### PROBLEM DETAILS
Lay out the lines of the data below as a numbered list, omitting any blank lines.

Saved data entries
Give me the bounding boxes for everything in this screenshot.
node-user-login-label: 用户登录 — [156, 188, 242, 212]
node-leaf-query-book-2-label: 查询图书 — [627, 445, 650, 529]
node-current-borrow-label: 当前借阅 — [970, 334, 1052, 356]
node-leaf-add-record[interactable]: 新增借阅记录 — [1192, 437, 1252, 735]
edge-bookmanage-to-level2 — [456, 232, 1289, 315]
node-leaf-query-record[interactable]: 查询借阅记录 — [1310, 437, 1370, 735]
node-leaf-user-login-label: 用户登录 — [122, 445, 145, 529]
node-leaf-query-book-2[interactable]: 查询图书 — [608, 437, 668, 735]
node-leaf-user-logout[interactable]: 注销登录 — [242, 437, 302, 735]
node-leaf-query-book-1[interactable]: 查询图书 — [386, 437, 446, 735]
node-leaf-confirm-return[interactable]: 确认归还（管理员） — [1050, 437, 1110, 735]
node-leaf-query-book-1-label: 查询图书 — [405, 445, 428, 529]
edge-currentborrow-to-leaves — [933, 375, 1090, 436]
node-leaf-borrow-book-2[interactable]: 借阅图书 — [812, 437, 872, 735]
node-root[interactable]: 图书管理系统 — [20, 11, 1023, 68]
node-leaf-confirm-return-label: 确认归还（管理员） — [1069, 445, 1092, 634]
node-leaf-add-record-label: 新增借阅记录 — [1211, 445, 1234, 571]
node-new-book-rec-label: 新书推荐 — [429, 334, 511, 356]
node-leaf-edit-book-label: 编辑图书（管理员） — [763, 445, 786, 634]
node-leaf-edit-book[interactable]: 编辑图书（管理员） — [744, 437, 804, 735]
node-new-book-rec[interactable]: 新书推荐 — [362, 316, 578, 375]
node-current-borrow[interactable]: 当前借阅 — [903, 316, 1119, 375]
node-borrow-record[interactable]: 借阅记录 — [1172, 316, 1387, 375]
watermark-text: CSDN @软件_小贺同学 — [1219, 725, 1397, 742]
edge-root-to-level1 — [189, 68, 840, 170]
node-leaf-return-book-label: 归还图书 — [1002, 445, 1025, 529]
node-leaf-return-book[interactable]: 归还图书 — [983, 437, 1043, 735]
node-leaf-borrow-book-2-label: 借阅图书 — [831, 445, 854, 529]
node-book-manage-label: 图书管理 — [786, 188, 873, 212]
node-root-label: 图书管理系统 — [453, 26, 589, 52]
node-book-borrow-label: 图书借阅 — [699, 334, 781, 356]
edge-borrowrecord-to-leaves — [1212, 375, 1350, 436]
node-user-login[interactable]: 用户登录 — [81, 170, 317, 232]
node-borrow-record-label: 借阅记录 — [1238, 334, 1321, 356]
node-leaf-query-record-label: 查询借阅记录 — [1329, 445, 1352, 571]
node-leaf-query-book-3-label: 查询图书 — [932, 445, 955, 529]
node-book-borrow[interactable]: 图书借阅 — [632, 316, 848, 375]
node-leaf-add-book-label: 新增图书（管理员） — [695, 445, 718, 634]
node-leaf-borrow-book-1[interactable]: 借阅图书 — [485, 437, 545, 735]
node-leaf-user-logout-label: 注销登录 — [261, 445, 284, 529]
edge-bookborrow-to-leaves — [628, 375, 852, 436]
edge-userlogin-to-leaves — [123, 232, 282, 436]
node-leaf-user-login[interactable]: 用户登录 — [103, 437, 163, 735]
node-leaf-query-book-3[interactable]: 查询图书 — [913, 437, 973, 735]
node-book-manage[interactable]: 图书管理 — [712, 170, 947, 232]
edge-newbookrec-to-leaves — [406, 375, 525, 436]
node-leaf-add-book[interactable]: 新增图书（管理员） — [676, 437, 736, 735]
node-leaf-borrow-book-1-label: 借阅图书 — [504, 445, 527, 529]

### FINISHED TASK
1. Give me the bounding boxes for everything in this screenshot.
2. node-user-login-label: 用户登录 — [156, 188, 242, 212]
3. node-leaf-query-book-2-label: 查询图书 — [627, 445, 650, 529]
4. node-current-borrow-label: 当前借阅 — [970, 334, 1052, 356]
5. node-leaf-add-record[interactable]: 新增借阅记录 — [1192, 437, 1252, 735]
6. edge-bookmanage-to-level2 — [456, 232, 1289, 315]
7. node-leaf-query-record[interactable]: 查询借阅记录 — [1310, 437, 1370, 735]
8. node-leaf-user-login-label: 用户登录 — [122, 445, 145, 529]
9. node-leaf-query-book-2[interactable]: 查询图书 — [608, 437, 668, 735]
10. node-leaf-user-logout[interactable]: 注销登录 — [242, 437, 302, 735]
11. node-leaf-query-book-1[interactable]: 查询图书 — [386, 437, 446, 735]
12. node-leaf-confirm-return[interactable]: 确认归还（管理员） — [1050, 437, 1110, 735]
13. node-leaf-query-book-1-label: 查询图书 — [405, 445, 428, 529]
14. edge-currentborrow-to-leaves — [933, 375, 1090, 436]
15. node-leaf-borrow-book-2[interactable]: 借阅图书 — [812, 437, 872, 735]
16. node-root[interactable]: 图书管理系统 — [20, 11, 1023, 68]
17. node-leaf-confirm-return-label: 确认归还（管理员） — [1069, 445, 1092, 634]
18. node-leaf-add-record-label: 新增借阅记录 — [1211, 445, 1234, 571]
19. node-new-book-rec-label: 新书推荐 — [429, 334, 511, 356]
20. node-leaf-edit-book-label: 编辑图书（管理员） — [763, 445, 786, 634]
21. node-leaf-edit-book[interactable]: 编辑图书（管理员） — [744, 437, 804, 735]
22. node-new-book-rec[interactable]: 新书推荐 — [362, 316, 578, 375]
23. node-current-borrow[interactable]: 当前借阅 — [903, 316, 1119, 375]
24. node-borrow-record[interactable]: 借阅记录 — [1172, 316, 1387, 375]
25. watermark-text: CSDN @软件_小贺同学 — [1219, 725, 1397, 742]
26. edge-root-to-level1 — [189, 68, 840, 170]
27. node-leaf-return-book-label: 归还图书 — [1002, 445, 1025, 529]
28. node-leaf-return-book[interactable]: 归还图书 — [983, 437, 1043, 735]
29. node-leaf-borrow-book-2-label: 借阅图书 — [831, 445, 854, 529]
30. node-book-manage-label: 图书管理 — [786, 188, 873, 212]
31. node-root-label: 图书管理系统 — [453, 26, 589, 52]
32. node-book-borrow-label: 图书借阅 — [699, 334, 781, 356]
33. edge-borrowrecord-to-leaves — [1212, 375, 1350, 436]
34. node-user-login[interactable]: 用户登录 — [81, 170, 317, 232]
35. node-borrow-record-label: 借阅记录 — [1238, 334, 1321, 356]
36. node-leaf-query-record-label: 查询借阅记录 — [1329, 445, 1352, 571]
37. node-leaf-query-book-3-label: 查询图书 — [932, 445, 955, 529]
38. node-book-borrow[interactable]: 图书借阅 — [632, 316, 848, 375]
39. node-leaf-add-book-label: 新增图书（管理员） — [695, 445, 718, 634]
40. node-leaf-borrow-book-1[interactable]: 借阅图书 — [485, 437, 545, 735]
41. node-leaf-user-logout-label: 注销登录 — [261, 445, 284, 529]
42. edge-bookborrow-to-leaves — [628, 375, 852, 436]
43. edge-userlogin-to-leaves — [123, 232, 282, 436]
44. node-leaf-user-login[interactable]: 用户登录 — [103, 437, 163, 735]
45. node-leaf-query-book-3[interactable]: 查询图书 — [913, 437, 973, 735]
46. node-book-manage[interactable]: 图书管理 — [712, 170, 947, 232]
47. edge-newbookrec-to-leaves — [406, 375, 525, 436]
48. node-leaf-add-book[interactable]: 新增图书（管理员） — [676, 437, 736, 735]
49. node-leaf-borrow-book-1-label: 借阅图书 — [504, 445, 527, 529]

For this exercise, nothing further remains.